__Task description__
Pick out the lines below that include the string "compressor".
──────── Input data
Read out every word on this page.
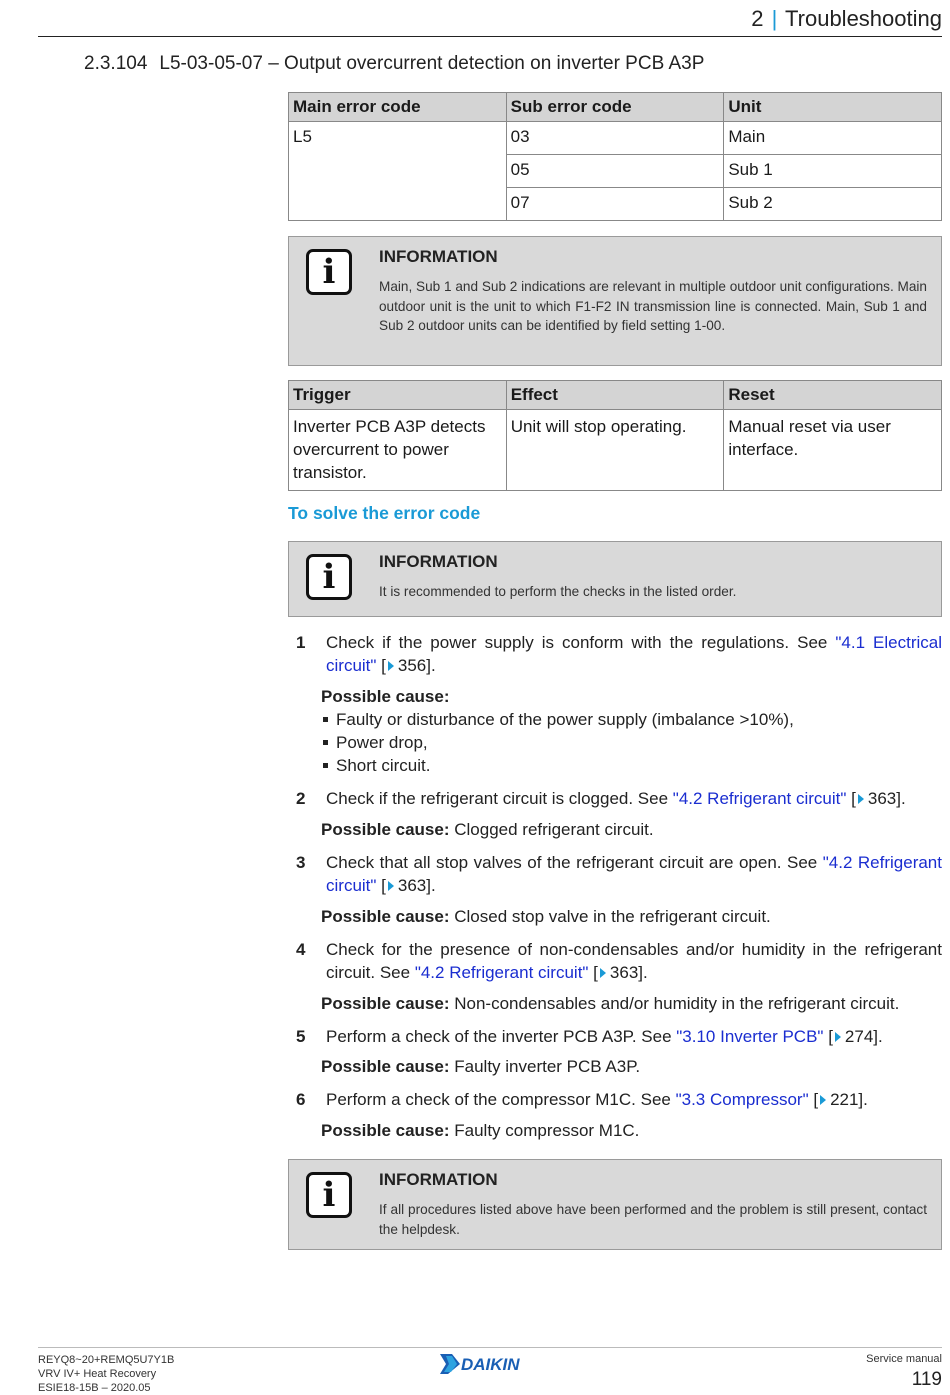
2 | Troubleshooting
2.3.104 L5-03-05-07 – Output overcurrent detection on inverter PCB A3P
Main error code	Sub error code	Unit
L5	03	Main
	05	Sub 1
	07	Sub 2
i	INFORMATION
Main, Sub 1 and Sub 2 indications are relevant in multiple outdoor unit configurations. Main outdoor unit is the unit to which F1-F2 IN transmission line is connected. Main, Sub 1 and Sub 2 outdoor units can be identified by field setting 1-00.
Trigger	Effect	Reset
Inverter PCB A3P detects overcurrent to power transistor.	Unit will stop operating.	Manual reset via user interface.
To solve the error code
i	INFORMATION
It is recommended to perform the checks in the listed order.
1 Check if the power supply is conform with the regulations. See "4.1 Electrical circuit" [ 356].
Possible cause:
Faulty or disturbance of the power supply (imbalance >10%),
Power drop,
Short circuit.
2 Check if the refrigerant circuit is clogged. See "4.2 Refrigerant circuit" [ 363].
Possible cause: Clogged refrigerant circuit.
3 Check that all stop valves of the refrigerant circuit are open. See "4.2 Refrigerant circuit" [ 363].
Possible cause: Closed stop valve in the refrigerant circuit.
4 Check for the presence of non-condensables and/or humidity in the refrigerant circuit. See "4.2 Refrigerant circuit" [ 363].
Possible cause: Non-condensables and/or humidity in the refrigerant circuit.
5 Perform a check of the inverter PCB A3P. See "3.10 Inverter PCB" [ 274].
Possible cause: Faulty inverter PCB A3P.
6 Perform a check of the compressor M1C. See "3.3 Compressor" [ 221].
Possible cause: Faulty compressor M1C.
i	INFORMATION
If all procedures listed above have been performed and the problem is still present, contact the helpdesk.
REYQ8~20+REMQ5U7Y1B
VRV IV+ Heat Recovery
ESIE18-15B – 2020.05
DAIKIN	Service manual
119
────────────────
__Task solution__
6 Perform a check of the compressor M1C. See "3.3 Compressor" [ 221].
Possible cause: Faulty compressor M1C.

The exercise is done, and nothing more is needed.